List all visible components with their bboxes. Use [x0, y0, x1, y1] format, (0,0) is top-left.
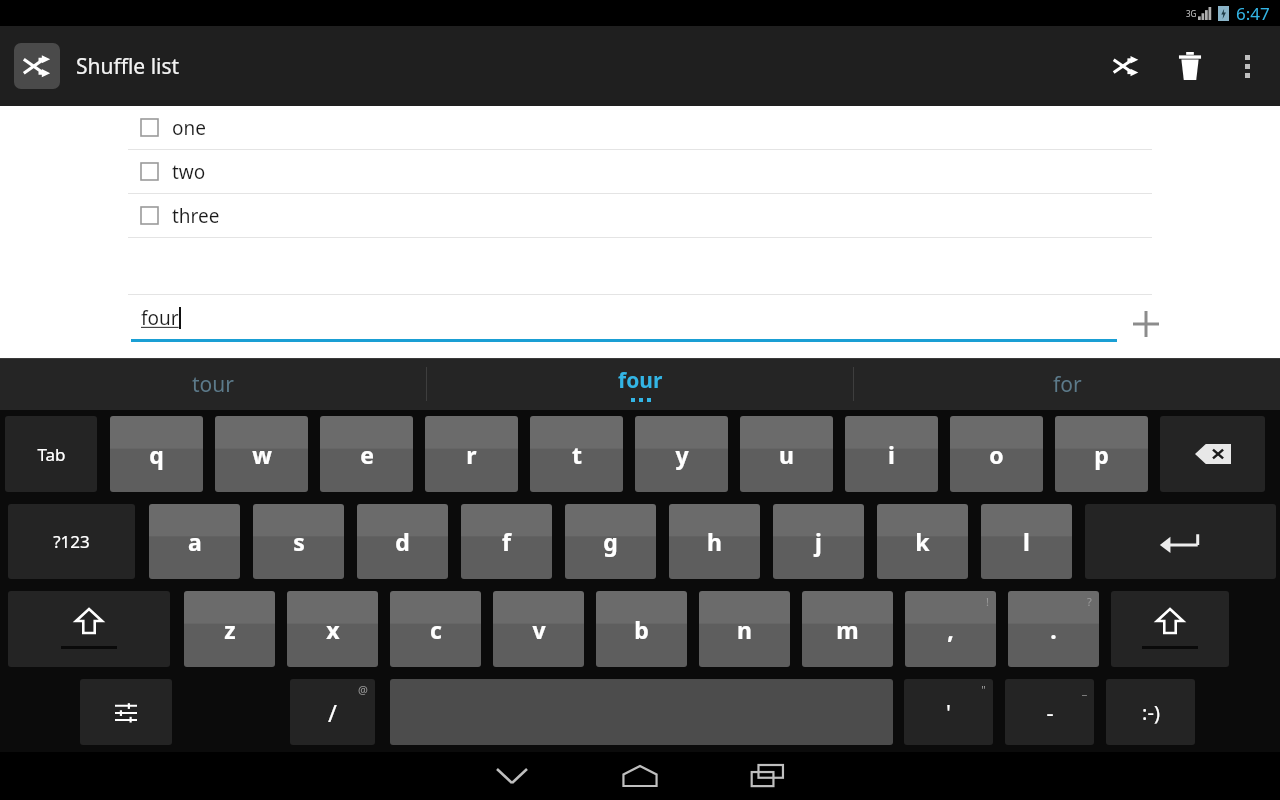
button[interactable]: :-) — [1106, 679, 1195, 745]
button[interactable]: z — [184, 591, 275, 667]
button[interactable]: x — [287, 591, 378, 667]
button[interactable]: , — [905, 591, 996, 667]
staticText: ' — [946, 697, 951, 727]
button[interactable]: n — [699, 591, 790, 667]
button[interactable]: s — [253, 504, 344, 579]
button[interactable]: w — [215, 416, 308, 492]
button[interactable]: Home — [580, 752, 700, 800]
staticText: for — [1053, 370, 1082, 399]
staticText: r — [466, 439, 477, 470]
button[interactable]: two — [0, 150, 1280, 193]
button[interactable]: t — [530, 416, 623, 492]
staticText: four — [618, 366, 663, 395]
button[interactable]: for — [854, 358, 1280, 410]
staticText: h — [707, 526, 722, 557]
button[interactable]: u — [740, 416, 833, 492]
staticText: " — [981, 682, 986, 697]
button[interactable]: Hide keyboard — [452, 752, 572, 800]
button[interactable]: a — [149, 504, 240, 579]
staticText: . — [1050, 614, 1057, 645]
button[interactable]: y — [635, 416, 728, 492]
button[interactable]: j — [773, 504, 864, 579]
staticText: c — [430, 614, 442, 645]
button[interactable]: Backspace — [1160, 416, 1265, 492]
button[interactable]: p — [1055, 416, 1148, 492]
button[interactable]: Shift — [1111, 591, 1229, 667]
button[interactable]: Symbols — [8, 504, 135, 579]
staticText: @ — [358, 682, 368, 697]
button[interactable]: More options — [1222, 26, 1272, 106]
staticText: x — [326, 614, 340, 645]
button[interactable]: ' — [904, 679, 993, 745]
staticText: one — [172, 115, 206, 141]
button[interactable]: tour — [0, 358, 426, 410]
button[interactable]: three — [0, 194, 1280, 237]
staticText: :-) — [1142, 699, 1160, 726]
button[interactable]: i — [845, 416, 938, 492]
button[interactable]: k — [877, 504, 968, 579]
button[interactable]: c — [390, 591, 481, 667]
staticText: e — [360, 439, 374, 470]
button[interactable]: v — [493, 591, 584, 667]
staticText: 6:47 — [1236, 2, 1270, 25]
staticText: four — [141, 305, 179, 331]
staticText: t — [572, 439, 582, 470]
button[interactable]: Recent apps — [708, 752, 828, 800]
button[interactable]: - — [1005, 679, 1094, 745]
button[interactable]: e — [320, 416, 413, 492]
staticText: ! — [986, 594, 989, 609]
staticText: 3G — [1186, 8, 1197, 19]
staticText: b — [634, 614, 649, 645]
button[interactable]: b — [596, 591, 687, 667]
staticText: two — [172, 159, 206, 185]
button[interactable]: m — [802, 591, 893, 667]
button[interactable]: four — [131, 305, 1117, 342]
button[interactable]: Add item — [1122, 300, 1170, 348]
staticText: / — [328, 696, 337, 729]
button[interactable]: App icon — [14, 43, 60, 89]
staticText: ? — [1087, 594, 1092, 609]
button[interactable]: o — [950, 416, 1043, 492]
button[interactable]: Shuffle — [1094, 26, 1158, 106]
staticText: tour — [192, 370, 234, 399]
staticText: y — [675, 439, 689, 470]
staticText: a — [188, 526, 202, 557]
staticText: u — [779, 439, 794, 470]
button[interactable]: Delete — [1158, 26, 1222, 106]
staticText: i — [888, 439, 895, 470]
staticText: k — [915, 526, 930, 557]
button[interactable]: f — [461, 504, 552, 579]
staticText: Tab — [37, 443, 66, 466]
button[interactable]: r — [425, 416, 518, 492]
staticText: v — [532, 614, 546, 645]
button[interactable]: l — [981, 504, 1072, 579]
staticText: p — [1094, 439, 1109, 470]
button[interactable]: d — [357, 504, 448, 579]
staticText: s — [293, 526, 305, 557]
button[interactable]: h — [669, 504, 760, 579]
button[interactable]: g — [565, 504, 656, 579]
button[interactable]: Tab — [5, 416, 97, 492]
staticText: _ — [1082, 682, 1087, 697]
staticText: d — [395, 526, 410, 557]
button[interactable]: one — [0, 106, 1280, 149]
button[interactable]: Shift — [8, 591, 170, 667]
button[interactable]: four — [427, 358, 853, 410]
staticText: - — [1046, 697, 1054, 727]
button[interactable]: q — [110, 416, 203, 492]
button[interactable]: Keyboard settings — [80, 679, 172, 745]
staticText: j — [815, 526, 822, 557]
button[interactable]: / — [290, 679, 375, 745]
button[interactable]: Enter — [1085, 504, 1276, 579]
staticText: , — [947, 614, 954, 645]
staticText: ?123 — [53, 530, 90, 553]
staticText: z — [224, 614, 236, 645]
staticText: three — [172, 203, 220, 229]
staticText: m — [836, 614, 859, 645]
staticText: n — [737, 614, 752, 645]
button[interactable]: . — [1008, 591, 1099, 667]
staticText: o — [989, 439, 1004, 470]
staticText: q — [149, 439, 164, 470]
staticText: g — [603, 526, 618, 557]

□ □ □

**DESCRIPTION OF THE TASK**
Copy all of the rows above verbatim, omitting the pictures from your answer.

**TASK OUTPUT**
List all visible components with their bboxes. Use [x0, y0, x1, y1] format, (0,0) is top-left.
button[interactable]: :-) — [1106, 679, 1195, 745]
button[interactable]: z — [184, 591, 275, 667]
button[interactable]: x — [287, 591, 378, 667]
button[interactable]: , — [905, 591, 996, 667]
staticText: ' — [946, 697, 951, 727]
button[interactable]: n — [699, 591, 790, 667]
button[interactable]: s — [253, 504, 344, 579]
button[interactable]: w — [215, 416, 308, 492]
button[interactable]: Home — [580, 752, 700, 800]
staticText: for — [1053, 370, 1082, 399]
staticText: r — [466, 439, 477, 470]
button[interactable]: two — [0, 150, 1280, 193]
button[interactable]: t — [530, 416, 623, 492]
staticText: four — [618, 366, 663, 395]
button[interactable]: for — [854, 358, 1280, 410]
staticText: h — [707, 526, 722, 557]
button[interactable]: u — [740, 416, 833, 492]
staticText: " — [981, 682, 986, 697]
button[interactable]: Hide keyboard — [452, 752, 572, 800]
button[interactable]: a — [149, 504, 240, 579]
staticText: . — [1050, 614, 1057, 645]
button[interactable]: y — [635, 416, 728, 492]
button[interactable]: j — [773, 504, 864, 579]
staticText: c — [430, 614, 442, 645]
button[interactable]: Backspace — [1160, 416, 1265, 492]
button[interactable]: p — [1055, 416, 1148, 492]
button[interactable]: Shift — [1111, 591, 1229, 667]
button[interactable]: Symbols — [8, 504, 135, 579]
staticText: @ — [358, 682, 368, 697]
button[interactable]: More options — [1222, 26, 1272, 106]
staticText: x — [326, 614, 340, 645]
button[interactable]: ' — [904, 679, 993, 745]
staticText: one — [172, 115, 206, 141]
button[interactable]: tour — [0, 358, 426, 410]
button[interactable]: three — [0, 194, 1280, 237]
staticText: :-) — [1142, 699, 1160, 726]
button[interactable]: i — [845, 416, 938, 492]
button[interactable]: k — [877, 504, 968, 579]
button[interactable]: c — [390, 591, 481, 667]
staticText: e — [360, 439, 374, 470]
button[interactable]: v — [493, 591, 584, 667]
staticText: 6:47 — [1236, 2, 1270, 25]
staticText: four — [141, 305, 179, 331]
staticText: t — [572, 439, 582, 470]
button[interactable]: Recent apps — [708, 752, 828, 800]
button[interactable]: - — [1005, 679, 1094, 745]
button[interactable]: e — [320, 416, 413, 492]
staticText: ! — [986, 594, 989, 609]
staticText: 3G — [1186, 8, 1197, 19]
staticText: b — [634, 614, 649, 645]
button[interactable]: b — [596, 591, 687, 667]
staticText: two — [172, 159, 206, 185]
button[interactable]: m — [802, 591, 893, 667]
button[interactable]: four — [131, 305, 1117, 342]
button[interactable]: Add item — [1122, 300, 1170, 348]
staticText: / — [328, 696, 337, 729]
button[interactable]: App icon — [14, 43, 60, 89]
staticText: ? — [1087, 594, 1092, 609]
button[interactable]: o — [950, 416, 1043, 492]
button[interactable]: Shuffle — [1094, 26, 1158, 106]
staticText: tour — [192, 370, 234, 399]
staticText: y — [675, 439, 689, 470]
staticText: a — [188, 526, 202, 557]
staticText: u — [779, 439, 794, 470]
button[interactable]: Delete — [1158, 26, 1222, 106]
staticText: i — [888, 439, 895, 470]
staticText: k — [915, 526, 930, 557]
button[interactable]: f — [461, 504, 552, 579]
staticText: Tab — [37, 443, 66, 466]
button[interactable]: r — [425, 416, 518, 492]
staticText: v — [532, 614, 546, 645]
button[interactable]: l — [981, 504, 1072, 579]
staticText: p — [1094, 439, 1109, 470]
button[interactable]: d — [357, 504, 448, 579]
staticText: s — [293, 526, 305, 557]
button[interactable]: h — [669, 504, 760, 579]
button[interactable]: g — [565, 504, 656, 579]
button[interactable]: Tab — [5, 416, 97, 492]
staticText: _ — [1082, 682, 1087, 697]
staticText: d — [395, 526, 410, 557]
button[interactable]: one — [0, 106, 1280, 149]
button[interactable]: Shift — [8, 591, 170, 667]
button[interactable]: four — [427, 358, 853, 410]
staticText: - — [1046, 697, 1054, 727]
button[interactable]: q — [110, 416, 203, 492]
button[interactable]: Keyboard settings — [80, 679, 172, 745]
staticText: j — [815, 526, 822, 557]
button[interactable]: / — [290, 679, 375, 745]
button[interactable]: Enter — [1085, 504, 1276, 579]
staticText: , — [947, 614, 954, 645]
staticText: ?123 — [53, 530, 90, 553]
staticText: z — [224, 614, 236, 645]
staticText: three — [172, 203, 220, 229]
staticText: m — [836, 614, 859, 645]
staticText: n — [737, 614, 752, 645]
button[interactable]: . — [1008, 591, 1099, 667]
staticText: o — [989, 439, 1004, 470]
staticText: q — [149, 439, 164, 470]
staticText: g — [603, 526, 618, 557]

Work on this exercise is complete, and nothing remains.